RECORDS SHOWN start

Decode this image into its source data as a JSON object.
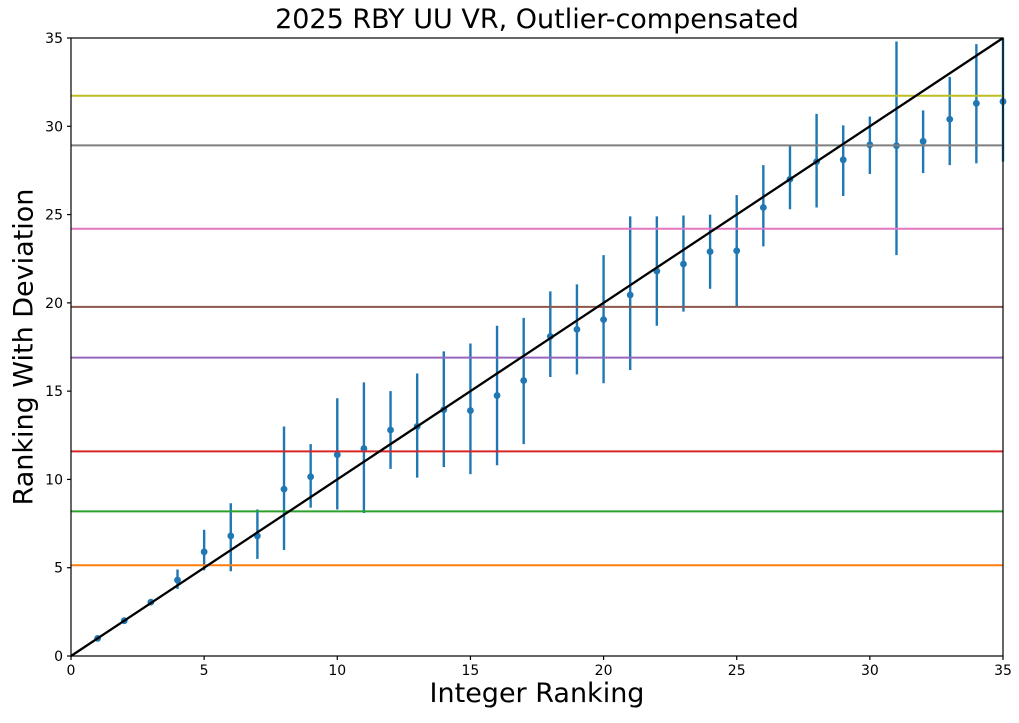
{
  "chart_data": {
    "type": "scatter",
    "title": "2025 RBY UU VR, Outlier-compensated",
    "xlabel": "Integer Ranking",
    "ylabel": "Ranking With Deviation",
    "xlim": [
      0,
      35
    ],
    "ylim": [
      0,
      35
    ],
    "xticks": [
      0,
      5,
      10,
      15,
      20,
      25,
      30,
      35
    ],
    "yticks": [
      0,
      5,
      10,
      15,
      20,
      25,
      30,
      35
    ],
    "grid": false,
    "legend": "none",
    "point_color": "#1f77b4",
    "identity_line": {
      "name": "y-equals-x",
      "color": "#000000",
      "from": [
        0,
        0
      ],
      "to": [
        35,
        35
      ]
    },
    "hlines": [
      {
        "name": "orange-threshold",
        "y": 5.14,
        "color": "#ff7f0e"
      },
      {
        "name": "green-threshold",
        "y": 8.19,
        "color": "#2ca02c"
      },
      {
        "name": "red-threshold",
        "y": 11.59,
        "color": "#d62728"
      },
      {
        "name": "purple-threshold",
        "y": 16.9,
        "color": "#9467bd"
      },
      {
        "name": "brown-threshold",
        "y": 19.77,
        "color": "#8c564b"
      },
      {
        "name": "pink-threshold",
        "y": 24.2,
        "color": "#e377c2"
      },
      {
        "name": "gray-threshold",
        "y": 28.92,
        "color": "#7f7f7f"
      },
      {
        "name": "olive-threshold",
        "y": 31.73,
        "color": "#bcbd22"
      }
    ],
    "series": [
      {
        "name": "ranking-with-deviation",
        "color": "#1f77b4",
        "points": [
          {
            "x": 1,
            "y": 1.0,
            "lo": 1.0,
            "hi": 1.0
          },
          {
            "x": 2,
            "y": 2.0,
            "lo": 2.0,
            "hi": 2.0
          },
          {
            "x": 3,
            "y": 3.05,
            "lo": 3.05,
            "hi": 3.05
          },
          {
            "x": 4,
            "y": 4.3,
            "lo": 3.8,
            "hi": 4.9
          },
          {
            "x": 5,
            "y": 5.9,
            "lo": 4.85,
            "hi": 7.15
          },
          {
            "x": 6,
            "y": 6.8,
            "lo": 4.8,
            "hi": 8.65
          },
          {
            "x": 7,
            "y": 6.8,
            "lo": 5.5,
            "hi": 8.3
          },
          {
            "x": 8,
            "y": 9.45,
            "lo": 6.0,
            "hi": 13.0
          },
          {
            "x": 9,
            "y": 10.15,
            "lo": 8.4,
            "hi": 12.0
          },
          {
            "x": 10,
            "y": 11.4,
            "lo": 8.3,
            "hi": 14.6
          },
          {
            "x": 11,
            "y": 11.75,
            "lo": 8.1,
            "hi": 15.5
          },
          {
            "x": 12,
            "y": 12.8,
            "lo": 10.6,
            "hi": 15.0
          },
          {
            "x": 13,
            "y": 13.0,
            "lo": 10.1,
            "hi": 16.0
          },
          {
            "x": 14,
            "y": 13.95,
            "lo": 10.7,
            "hi": 17.25
          },
          {
            "x": 15,
            "y": 13.9,
            "lo": 10.3,
            "hi": 17.7
          },
          {
            "x": 16,
            "y": 14.75,
            "lo": 10.8,
            "hi": 18.7
          },
          {
            "x": 17,
            "y": 15.6,
            "lo": 12.0,
            "hi": 19.15
          },
          {
            "x": 18,
            "y": 18.1,
            "lo": 15.8,
            "hi": 20.65
          },
          {
            "x": 19,
            "y": 18.5,
            "lo": 15.95,
            "hi": 21.05
          },
          {
            "x": 20,
            "y": 19.05,
            "lo": 15.45,
            "hi": 22.7
          },
          {
            "x": 21,
            "y": 20.45,
            "lo": 16.2,
            "hi": 24.9
          },
          {
            "x": 22,
            "y": 21.8,
            "lo": 18.7,
            "hi": 24.9
          },
          {
            "x": 23,
            "y": 22.2,
            "lo": 19.5,
            "hi": 24.95
          },
          {
            "x": 24,
            "y": 22.9,
            "lo": 20.8,
            "hi": 25.0
          },
          {
            "x": 25,
            "y": 22.95,
            "lo": 19.8,
            "hi": 26.1
          },
          {
            "x": 26,
            "y": 25.4,
            "lo": 23.2,
            "hi": 27.8
          },
          {
            "x": 27,
            "y": 27.0,
            "lo": 25.3,
            "hi": 28.9
          },
          {
            "x": 28,
            "y": 28.0,
            "lo": 25.4,
            "hi": 30.7
          },
          {
            "x": 29,
            "y": 28.1,
            "lo": 26.05,
            "hi": 30.05
          },
          {
            "x": 30,
            "y": 28.95,
            "lo": 27.3,
            "hi": 30.55
          },
          {
            "x": 31,
            "y": 28.9,
            "lo": 22.7,
            "hi": 34.8
          },
          {
            "x": 32,
            "y": 29.15,
            "lo": 27.35,
            "hi": 30.9
          },
          {
            "x": 33,
            "y": 30.4,
            "lo": 27.8,
            "hi": 32.8
          },
          {
            "x": 34,
            "y": 31.3,
            "lo": 27.9,
            "hi": 34.65
          },
          {
            "x": 35,
            "y": 31.4,
            "lo": 28.0,
            "hi": 35.0
          }
        ]
      }
    ]
  }
}
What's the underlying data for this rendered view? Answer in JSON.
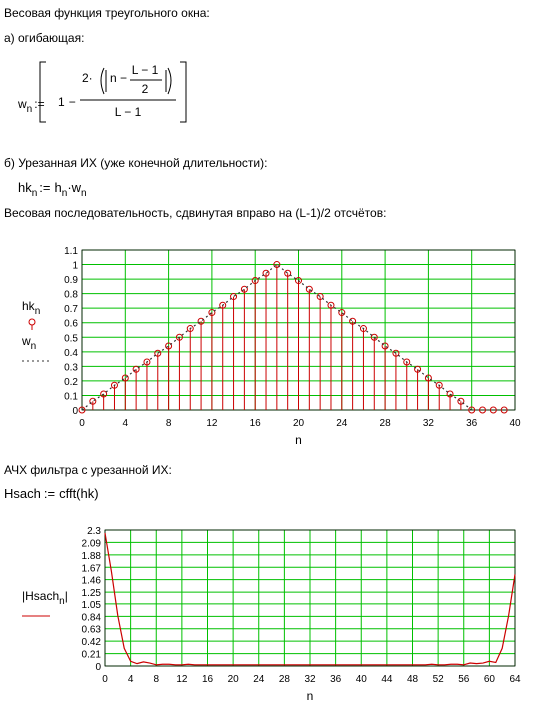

RECORDS SHOWN end

TO BE DONE - From the listing above, copy every line that holds the string "this".

COMPLETE ANSWER -
Decode this image into its source data as a JSON object.
What's the underlying data for this rendered view? Answer in JSON.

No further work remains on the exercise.